━━━ Text excerpt ━━━
Why is it legal to get here with XLogCtl->OldestInitializedPage being invalid?

> +
> +/*
> + * Returns whether or not a given WAL record is available in XLog buffers.
> + *
> + * Note that we don't read OldestInitializedPage under a lock, see description
> + * near its definition in xlog.c for more details.
> + *
> + * Note that caller needs to pass in an LSN known to the server, not a future
> + * or unwritten or unflushed LSN.
> + */
> +bool
> +IsWALRecordAvailableInXLogBuffers(XLogRecPtr lsn)
> +{
> + if (!XLogRecPtrIsInvalid(lsn) &&
> + !XLogRecPtrIsInvalid(XLogCtl->OldestInitializedPage) &&
> + lsn >= XLogCtl->OldestInitializedPage &&
> + lsn < XLogCtl->InitializedUpTo)
> + {
> + return true;
> + }
> +
> + return false;
> +}
> diff --git a/src/include/access/xlog.h b/src/include/access/xlog.h
> index a14126d164..35235010e6 100644
> --- a/src/include/access/xlog.h
> +++ b/src/include/access/xlog.h
> @@ -261,6 +261,7 @@ extern void ReachedEndOfBackup(XLogRecPtr EndRecPtr, TimeLineID tli);
> extern void SetInstallXLogFileSegmentActive(void);
> extern bool IsInstallXLogFileSegmentActive(void);
> extern void XLogShutdownWalRcv(void);
> +extern bool IsWALRecordAvailableInXLogBuffers(XLogRecPtr lsn);
>
> /*
> * Routines to start, stop, and get status of a base backup.
> --
> 2.34.1
>

> From db027d8f1dcb53ebceef0135287f120acf67cc21 Mon Sep 17 00:00:00 2001
> From: Bharath Rupireddy <bharath(dot)rupireddyforpostgres(at)gmail(dot)com>
> Date: Thu, 2 Nov 2023 15:36:11 +0000
> Subject: [PATCH v14] Allow WAL reading from WAL buffers
>
> This commit adds WALRead() the capability to read WAL from WAL
> buffers when possible. When requested WAL isn't available in WAL
> buffers, the WAL is read from the WAL file as usual. It relies on
> WALBufMappingLock so that no one replaces the WAL buffer page that
> we're reading from. It skips reading from WAL buffers if
> WALBufMappingLock can't be acquired immediately. In other words,
> it doesn't wait for WALBufMappingLock to be available. This helps
> reduce the contention on WALBufMappingLock.
━━━ Data rows ━━━
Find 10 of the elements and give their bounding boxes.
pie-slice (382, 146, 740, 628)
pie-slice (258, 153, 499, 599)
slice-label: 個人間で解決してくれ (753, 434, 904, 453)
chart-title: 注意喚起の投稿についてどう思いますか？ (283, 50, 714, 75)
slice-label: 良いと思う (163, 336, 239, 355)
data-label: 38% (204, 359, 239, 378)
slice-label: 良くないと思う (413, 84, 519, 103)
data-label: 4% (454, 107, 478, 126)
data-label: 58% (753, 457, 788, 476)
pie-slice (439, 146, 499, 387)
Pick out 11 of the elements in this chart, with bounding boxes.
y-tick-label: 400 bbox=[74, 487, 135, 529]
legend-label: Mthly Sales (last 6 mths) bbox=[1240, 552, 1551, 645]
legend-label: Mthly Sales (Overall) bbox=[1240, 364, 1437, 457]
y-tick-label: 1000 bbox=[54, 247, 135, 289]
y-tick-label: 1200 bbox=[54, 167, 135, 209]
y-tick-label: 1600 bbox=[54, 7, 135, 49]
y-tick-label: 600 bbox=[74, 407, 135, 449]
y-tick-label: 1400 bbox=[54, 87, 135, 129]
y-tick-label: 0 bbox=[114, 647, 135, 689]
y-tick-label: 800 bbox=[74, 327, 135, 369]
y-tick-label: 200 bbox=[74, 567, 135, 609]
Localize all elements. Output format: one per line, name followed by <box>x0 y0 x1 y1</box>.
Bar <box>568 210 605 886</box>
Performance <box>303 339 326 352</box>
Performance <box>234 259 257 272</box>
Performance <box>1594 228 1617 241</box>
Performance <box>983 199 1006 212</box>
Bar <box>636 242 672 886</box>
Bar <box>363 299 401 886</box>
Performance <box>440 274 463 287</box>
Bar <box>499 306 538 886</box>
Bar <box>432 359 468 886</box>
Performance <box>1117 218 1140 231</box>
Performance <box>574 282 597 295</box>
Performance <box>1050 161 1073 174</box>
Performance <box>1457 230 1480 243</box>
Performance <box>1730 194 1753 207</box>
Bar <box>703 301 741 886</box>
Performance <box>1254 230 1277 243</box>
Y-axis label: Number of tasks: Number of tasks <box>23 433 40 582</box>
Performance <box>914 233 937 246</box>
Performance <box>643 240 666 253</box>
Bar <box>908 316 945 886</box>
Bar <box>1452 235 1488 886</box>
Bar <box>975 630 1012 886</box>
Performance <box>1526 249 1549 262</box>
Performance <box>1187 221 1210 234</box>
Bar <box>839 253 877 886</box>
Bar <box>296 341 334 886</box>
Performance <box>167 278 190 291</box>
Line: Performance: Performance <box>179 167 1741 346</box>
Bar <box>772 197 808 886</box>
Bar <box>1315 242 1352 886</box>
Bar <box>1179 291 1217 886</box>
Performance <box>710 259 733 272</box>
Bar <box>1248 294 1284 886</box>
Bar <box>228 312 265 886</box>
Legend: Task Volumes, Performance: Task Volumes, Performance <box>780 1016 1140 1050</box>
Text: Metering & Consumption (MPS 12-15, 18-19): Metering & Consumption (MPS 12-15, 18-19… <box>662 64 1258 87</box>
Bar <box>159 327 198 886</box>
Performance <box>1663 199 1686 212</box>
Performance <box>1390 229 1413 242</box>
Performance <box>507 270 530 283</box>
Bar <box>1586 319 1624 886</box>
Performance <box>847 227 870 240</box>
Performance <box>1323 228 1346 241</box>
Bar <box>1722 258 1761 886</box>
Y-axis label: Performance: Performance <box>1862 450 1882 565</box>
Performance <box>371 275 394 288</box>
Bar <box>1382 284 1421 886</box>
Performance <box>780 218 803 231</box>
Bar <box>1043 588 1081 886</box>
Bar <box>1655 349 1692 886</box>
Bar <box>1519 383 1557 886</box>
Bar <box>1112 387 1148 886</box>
━━━
**Objective A**
According to the patch excerpt, what does the commit do when WALBufMappingLock can't be acquired immediately?
**Objective B**
Echo the records word for word, starting from their first line and continuing up to and including the line that contains "Performance <box>574 282 597 295</box>".
The patch excerpt and the records are unrelated material.

**Correct response A**
It skips reading from WAL buffers.

**Correct response B**
Find 10 of the elements and give their bounding boxes.
pie-slice (382, 146, 740, 628)
pie-slice (258, 153, 499, 599)
slice-label: 個人間で解決してくれ (753, 434, 904, 453)
chart-title: 注意喚起の投稿についてどう思いますか？ (283, 50, 714, 75)
slice-label: 良いと思う (163, 336, 239, 355)
data-label: 38% (204, 359, 239, 378)
slice-label: 良くないと思う (413, 84, 519, 103)
data-label: 4% (454, 107, 478, 126)
data-label: 58% (753, 457, 788, 476)
pie-slice (439, 146, 499, 387)
Pick out 11 of the elements in this chart, with bounding boxes.
y-tick-label: 400 bbox=[74, 487, 135, 529]
legend-label: Mthly Sales (last 6 mths) bbox=[1240, 552, 1551, 645]
legend-label: Mthly Sales (Overall) bbox=[1240, 364, 1437, 457]
y-tick-label: 1000 bbox=[54, 247, 135, 289]
y-tick-label: 1200 bbox=[54, 167, 135, 209]
y-tick-label: 1600 bbox=[54, 7, 135, 49]
y-tick-label: 600 bbox=[74, 407, 135, 449]
y-tick-label: 1400 bbox=[54, 87, 135, 129]
y-tick-label: 0 bbox=[114, 647, 135, 689]
y-tick-label: 800 bbox=[74, 327, 135, 369]
y-tick-label: 200 bbox=[74, 567, 135, 609]
Localize all elements. Output format: one per line, name followed by <box>x0 y0 x1 y1</box>.
Bar <box>568 210 605 886</box>
Performance <box>303 339 326 352</box>
Performance <box>234 259 257 272</box>
Performance <box>1594 228 1617 241</box>
Performance <box>983 199 1006 212</box>
Bar <box>636 242 672 886</box>
Bar <box>363 299 401 886</box>
Performance <box>440 274 463 287</box>
Bar <box>499 306 538 886</box>
Bar <box>432 359 468 886</box>
Performance <box>1117 218 1140 231</box>
Performance <box>574 282 597 295</box>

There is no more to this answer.